### Supplied material
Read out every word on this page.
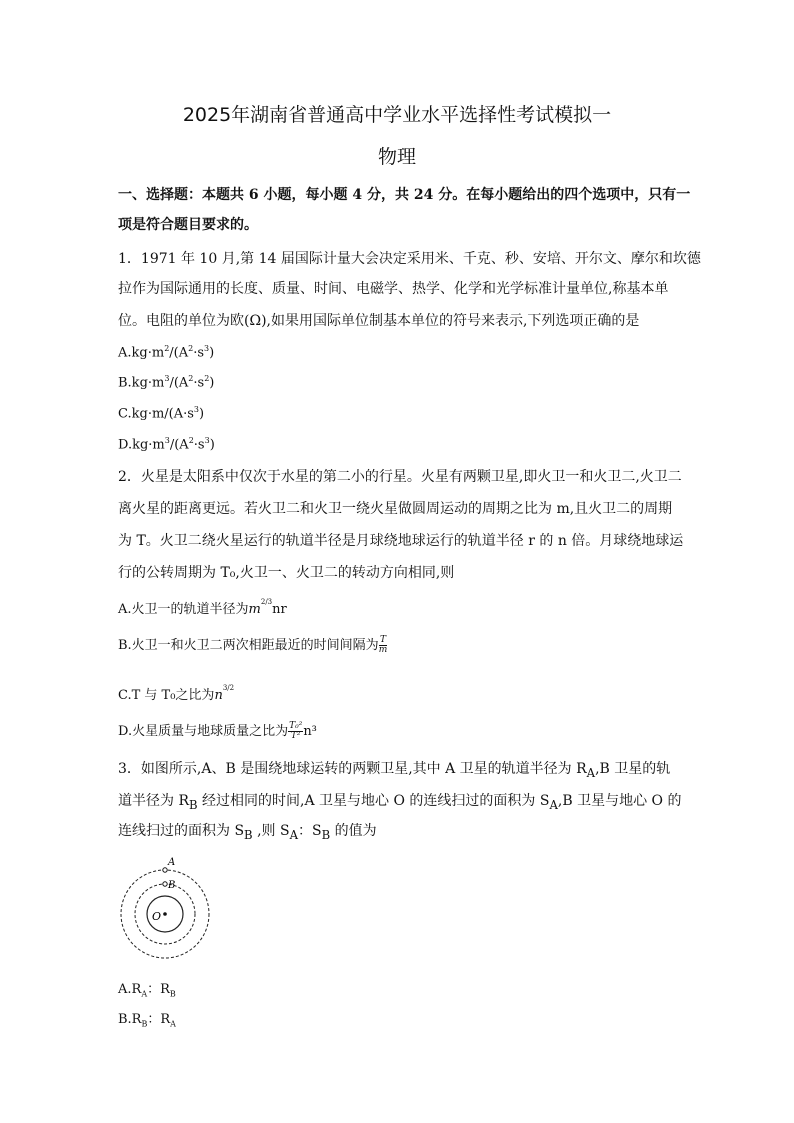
2025年湖南省普通高中学业水平选择性考试模拟一
物理
一、选择题：本题共 6 小题，每小题 4 分，共 24 分。在每小题给出的四个选项中，只有一
项是符合题目要求的。
1．1971 年 10 月,第 14 届国际计量大会决定采用米、千克、秒、安培、开尔文、摩尔和坎德
拉作为国际通用的长度、质量、时间、电磁学、热学、化学和光学标准计量单位,称基本单
位。电阻的单位为欧(Ω),如果用国际单位制基本单位的符号来表示,下列选项正确的是
$A.kg\cdot m^2/(A^2\cdot s^3)$
$B.kg\cdot m^3/(A^2\cdot s^2)$
$C.kg\cdot m/(A\cdot s^3)$
$D.kg\cdot m^3/(A^2\cdot s^3)$
2．火星是太阳系中仅次于水星的第二小的行星。火星有两颗卫星,即火卫一和火卫二,火卫二
离火星的距离更远。若火卫二和火卫一绕火星做圆周运动的周期之比为 m,且火卫二的周期
为 T。火卫二绕火星运行的轨道半径是月球绕地球运行的轨道半径 r 的 n 倍。月球绕地球运
行的公转周期为 T₀,火卫一、火卫二的转动方向相同,则
A.火卫一的轨道半径为$m^{2/3}nr$
B.火卫一和火卫二两次相距最近的时间间隔为 $\frac{T}{m}$
C.T 与 T₀之比为$n^{3/2}$
D.火星质量与地球质量之比为 $\frac{\text{T₀²}}{\text{T²}} n^3$
3．如图所示,A、B 是围绕地球运转的两颗卫星,其中 A 卫星的轨道半径为 $R_A,B$ 卫星的轨
道半径为 $R_B$ 经过相同的时间,A 卫星与地心 O 的连线扫过的面积为 $S_A,B$ 卫星与地心 O 的
连线扫过的面积为 $S_B$ ,则 $S_A$：$S_B$ 的值为
A
B
O
$A.R_A$：$R_B$
$B.R_B$：$R_A$
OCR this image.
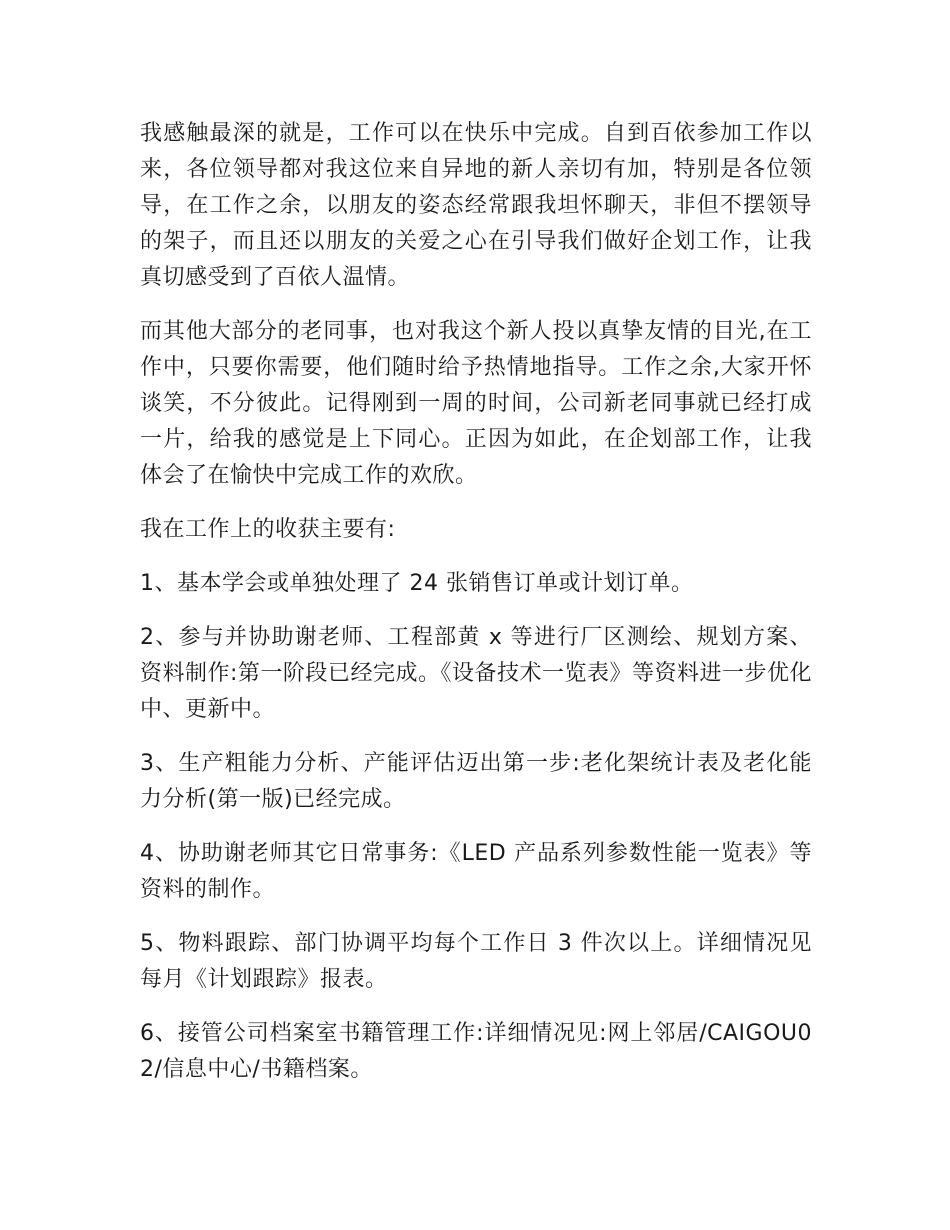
我感触最深的就是，工作可以在快乐中完成。自到百依参加工作以来，各位领导都对我这位来自异地的新人亲切有加，特别是各位领导，在工作之余，以朋友的姿态经常跟我坦怀聊天，非但不摆领导的架子，而且还以朋友的关爱之心在引导我们做好企划工作，让我真切感受到了百依人温情。

而其他大部分的老同事，也对我这个新人投以真挚友情的目光,在工作中，只要你需要，他们随时给予热情地指导。工作之余,大家开怀谈笑，不分彼此。记得刚到一周的时间，公司新老同事就已经打成一片，给我的感觉是上下同心。正因为如此，在企划部工作，让我体会了在愉快中完成工作的欢欣。

我在工作上的收获主要有:

1、基本学会或单独处理了 24 张销售订单或计划订单。

2、参与并协助谢老师、工程部黄 x 等进行厂区测绘、规划方案、资料制作:第一阶段已经完成。《设备技术一览表》等资料进一步优化中、更新中。

3、生产粗能力分析、产能评估迈出第一步:老化架统计表及老化能力分析(第一版)已经完成。

4、协助谢老师其它日常事务:《LED 产品系列参数性能一览表》等资料的制作。

5、物料跟踪、部门协调平均每个工作日 3 件次以上。详细情况见每月《计划跟踪》报表。

6、接管公司档案室书籍管理工作:详细情况见:网上邻居/CAIGOU02/信息中心/书籍档案。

### Problem description
Quote all the lines above exactly as given. Do not include the pictures.

### Answer to the task
Read out every word on this page.
2025年湖南省普通高中学业水平选择性考试模拟一
物理
一、选择题：本题共 6 小题，每小题 4 分，共 24 分。在每小题给出的四个选项中，只有一
项是符合题目要求的。
1．1971 年 10 月,第 14 届国际计量大会决定采用米、千克、秒、安培、开尔文、摩尔和坎德
拉作为国际通用的长度、质量、时间、电磁学、热学、化学和光学标准计量单位,称基本单
位。电阻的单位为欧(Ω),如果用国际单位制基本单位的符号来表示,下列选项正确的是
$A.kg\cdot m^2/(A^2\cdot s^3)$
$B.kg\cdot m^3/(A^2\cdot s^2)$
$C.kg\cdot m/(A\cdot s^3)$
$D.kg\cdot m^3/(A^2\cdot s^3)$
2．火星是太阳系中仅次于水星的第二小的行星。火星有两颗卫星,即火卫一和火卫二,火卫二
离火星的距离更远。若火卫二和火卫一绕火星做圆周运动的周期之比为 m,且火卫二的周期
为 T。火卫二绕火星运行的轨道半径是月球绕地球运行的轨道半径 r 的 n 倍。月球绕地球运
行的公转周期为 T₀,火卫一、火卫二的转动方向相同,则
A.火卫一的轨道半径为$m^{2/3}nr$
B.火卫一和火卫二两次相距最近的时间间隔为 $\frac{T}{m}$
C.T 与 T₀之比为$n^{3/2}$
D.火星质量与地球质量之比为 $\frac{\text{T₀²}}{\text{T²}} n^3$
3．如图所示,A、B 是围绕地球运转的两颗卫星,其中 A 卫星的轨道半径为 $R_A,B$ 卫星的轨
道半径为 $R_B$ 经过相同的时间,A 卫星与地心 O 的连线扫过的面积为 $S_A,B$ 卫星与地心 O 的
连线扫过的面积为 $S_B$ ,则 $S_A$：$S_B$ 的值为
A
B
O
$A.R_A$：$R_B$
$B.R_B$：$R_A$
OCR this image.
我感触最深的就是，工作可以在快乐中完成。自到百依参加工作以来，各位领导都对我这位来自异地的新人亲切有加，特别是各位领导，在工作之余，以朋友的姿态经常跟我坦怀聊天，非但不摆领导的架子，而且还以朋友的关爱之心在引导我们做好企划工作，让我真切感受到了百依人温情。

而其他大部分的老同事，也对我这个新人投以真挚友情的目光,在工作中，只要你需要，他们随时给予热情地指导。工作之余,大家开怀谈笑，不分彼此。记得刚到一周的时间，公司新老同事就已经打成一片，给我的感觉是上下同心。正因为如此，在企划部工作，让我体会了在愉快中完成工作的欢欣。

我在工作上的收获主要有:

1、基本学会或单独处理了 24 张销售订单或计划订单。

2、参与并协助谢老师、工程部黄 x 等进行厂区测绘、规划方案、资料制作:第一阶段已经完成。《设备技术一览表》等资料进一步优化中、更新中。

3、生产粗能力分析、产能评估迈出第一步:老化架统计表及老化能力分析(第一版)已经完成。

4、协助谢老师其它日常事务:《LED 产品系列参数性能一览表》等资料的制作。

5、物料跟踪、部门协调平均每个工作日 3 件次以上。详细情况见每月《计划跟踪》报表。

6、接管公司档案室书籍管理工作:详细情况见:网上邻居/CAIGOU02/信息中心/书籍档案。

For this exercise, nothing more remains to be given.